Collected data entries:
● ● ● ● ●
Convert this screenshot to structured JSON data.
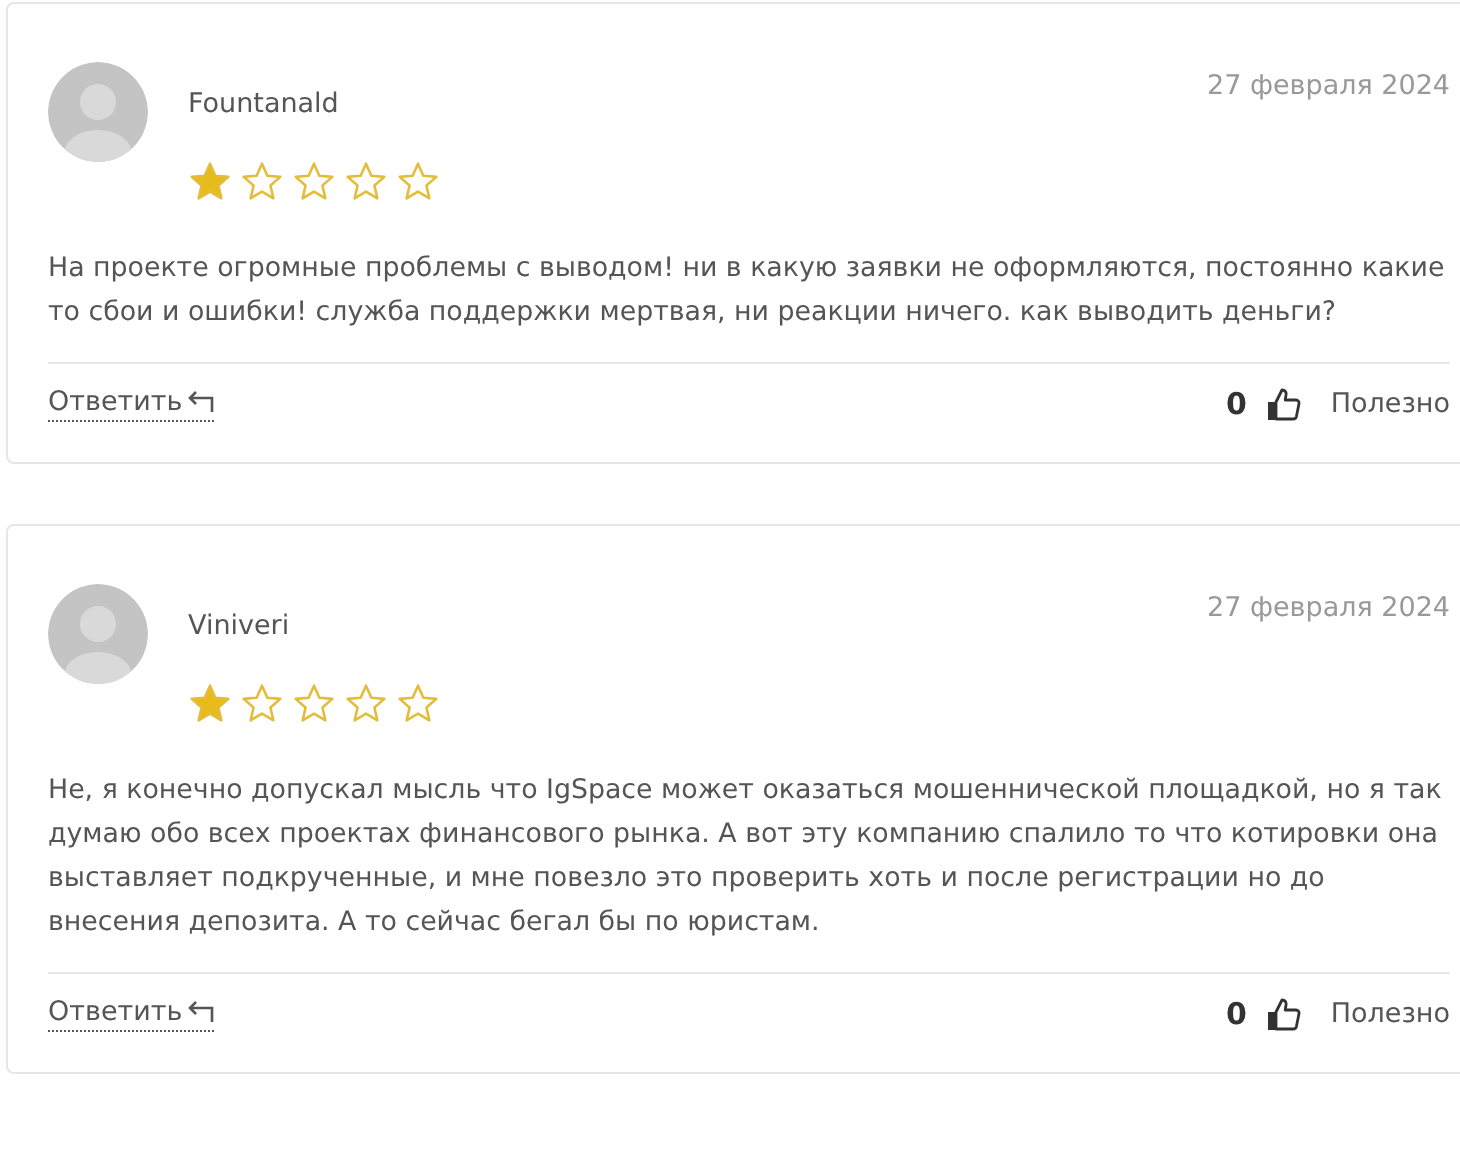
{
  "reviews": [
    {
      "author": "Fountanald",
      "date": "27 февраля 2024",
      "stars": 1,
      "text": "На проекте огромные проблемы с выводом! ни в какую заявки не оформляются, постоянно какие то сбои и ошибки! служба поддержки мертвая, ни реакции ничего. как выводить деньги?",
      "reply": "Ответить",
      "likes": "0",
      "helpful": "Полезно"
    },
    {
      "author": "Viniveri",
      "date": "27 февраля 2024",
      "stars": 1,
      "text": "Не, я конечно допускал мысль что IgSpace может оказаться мошеннической площадкой, но я так думаю обо всех проектах финансового рынка. А вот эту компанию спалило то что котировки она выставляет подкрученные, и мне повезло это проверить хоть и после регистрации но до внесения депозита. А то сейчас бегал бы по юристам.",
      "reply": "Ответить",
      "likes": "0",
      "helpful": "Полезно"
    }
  ]
}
● ● ● ● ●
Without including any pictures, reproduce the listing exactly.

Convert this screenshot to structured JSON data.
{
  "reviews": [
    {
      "author": "Fountanald",
      "date": "27 февраля 2024",
      "stars": 1,
      "text": "На проекте огромные проблемы с выводом! ни в какую заявки не оформляются, постоянно какие то сбои и ошибки! служба поддержки мертвая, ни реакции ничего. как выводить деньги?",
      "reply": "Ответить",
      "likes": "0",
      "helpful": "Полезно"
    },
    {
      "author": "Viniveri",
      "date": "27 февраля 2024",
      "stars": 1,
      "text": "Не, я конечно допускал мысль что IgSpace может оказаться мошеннической площадкой, но я так думаю обо всех проектах финансового рынка. А вот эту компанию спалило то что котировки она выставляет подкрученные, и мне повезло это проверить хоть и после регистрации но до внесения депозита. А то сейчас бегал бы по юристам.",
      "reply": "Ответить",
      "likes": "0",
      "helpful": "Полезно"
    }
  ]
}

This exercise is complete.